Collection entries:
## begin

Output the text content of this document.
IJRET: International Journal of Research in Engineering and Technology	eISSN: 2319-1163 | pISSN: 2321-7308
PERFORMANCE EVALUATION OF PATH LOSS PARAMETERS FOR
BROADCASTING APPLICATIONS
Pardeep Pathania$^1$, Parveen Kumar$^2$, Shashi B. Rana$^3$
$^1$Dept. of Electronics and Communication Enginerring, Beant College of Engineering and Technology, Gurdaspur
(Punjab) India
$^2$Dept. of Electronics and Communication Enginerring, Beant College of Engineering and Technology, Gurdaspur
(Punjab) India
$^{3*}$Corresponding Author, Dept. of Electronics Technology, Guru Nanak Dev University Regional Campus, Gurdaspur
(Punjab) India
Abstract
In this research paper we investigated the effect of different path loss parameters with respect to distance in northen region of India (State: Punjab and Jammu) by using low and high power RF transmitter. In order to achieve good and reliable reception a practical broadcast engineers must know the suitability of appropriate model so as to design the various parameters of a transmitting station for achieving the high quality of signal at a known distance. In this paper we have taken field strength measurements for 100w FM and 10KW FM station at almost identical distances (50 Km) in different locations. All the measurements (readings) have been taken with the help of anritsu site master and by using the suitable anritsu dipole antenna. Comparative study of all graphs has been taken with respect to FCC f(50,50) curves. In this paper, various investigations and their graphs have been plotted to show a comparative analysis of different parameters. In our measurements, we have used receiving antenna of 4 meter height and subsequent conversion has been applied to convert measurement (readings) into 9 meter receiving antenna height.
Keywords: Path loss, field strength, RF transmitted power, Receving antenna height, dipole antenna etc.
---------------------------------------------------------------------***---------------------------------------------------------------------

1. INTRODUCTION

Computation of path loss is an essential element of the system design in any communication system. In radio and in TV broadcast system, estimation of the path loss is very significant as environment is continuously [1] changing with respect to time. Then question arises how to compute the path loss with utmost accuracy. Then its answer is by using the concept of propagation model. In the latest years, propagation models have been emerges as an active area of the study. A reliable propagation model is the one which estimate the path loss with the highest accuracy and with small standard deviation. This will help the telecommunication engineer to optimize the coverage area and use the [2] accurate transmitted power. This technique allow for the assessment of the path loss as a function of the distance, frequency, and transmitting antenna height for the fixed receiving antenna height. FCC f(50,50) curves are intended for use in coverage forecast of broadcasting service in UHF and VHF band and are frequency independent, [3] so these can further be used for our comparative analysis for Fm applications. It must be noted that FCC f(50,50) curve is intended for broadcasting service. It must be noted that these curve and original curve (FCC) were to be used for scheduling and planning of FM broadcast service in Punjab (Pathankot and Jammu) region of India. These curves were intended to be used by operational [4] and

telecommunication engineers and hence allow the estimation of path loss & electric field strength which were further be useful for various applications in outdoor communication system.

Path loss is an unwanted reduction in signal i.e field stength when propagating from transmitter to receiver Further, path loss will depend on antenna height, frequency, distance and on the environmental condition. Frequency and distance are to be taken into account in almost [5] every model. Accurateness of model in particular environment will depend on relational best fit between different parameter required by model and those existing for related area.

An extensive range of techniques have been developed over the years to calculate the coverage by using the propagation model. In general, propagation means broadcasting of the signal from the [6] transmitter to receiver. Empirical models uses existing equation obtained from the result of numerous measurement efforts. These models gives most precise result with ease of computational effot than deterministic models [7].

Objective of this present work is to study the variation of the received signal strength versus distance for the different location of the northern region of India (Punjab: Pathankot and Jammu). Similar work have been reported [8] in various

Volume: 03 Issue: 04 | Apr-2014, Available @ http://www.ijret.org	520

## end

Extract from the material all lines containing the string "almost".

In this research paper we investigated the effect of different path loss parameters with respect to distance in northen region of India (State: Punjab and Jammu) by using low and high power RF transmitter. In order to achieve good and reliable reception a practical broadcast engineers must know the suitability of appropriate model so as to design the various parameters of a transmitting station for achieving the high quality of signal at a known distance. In this paper we have taken field strength measurements for 100w FM and 10KW FM station at almost identical distances (50 Km) in different locations. All the measurements (readings) have been taken with the help of anritsu site master and by using the suitable anritsu dipole antenna. Comparative study of all graphs has been taken with respect to FCC f(50,50) curves. In this paper, various investigations and their graphs have been plotted to show a comparative analysis of different parameters. In our measurements, we have used receiving antenna of 4 meter height and subsequent conversion has been applied to convert measurement (readings) into 9 meter receiving antenna height.
Path loss is an unwanted reduction in signal i.e field stength when propagating from transmitter to receiver Further, path loss will depend on antenna height, frequency, distance and on the environmental condition. Frequency and distance are to be taken into account in almost [5] every model. Accurateness of model in particular environment will depend on relational best fit between different parameter required by model and those existing for related area.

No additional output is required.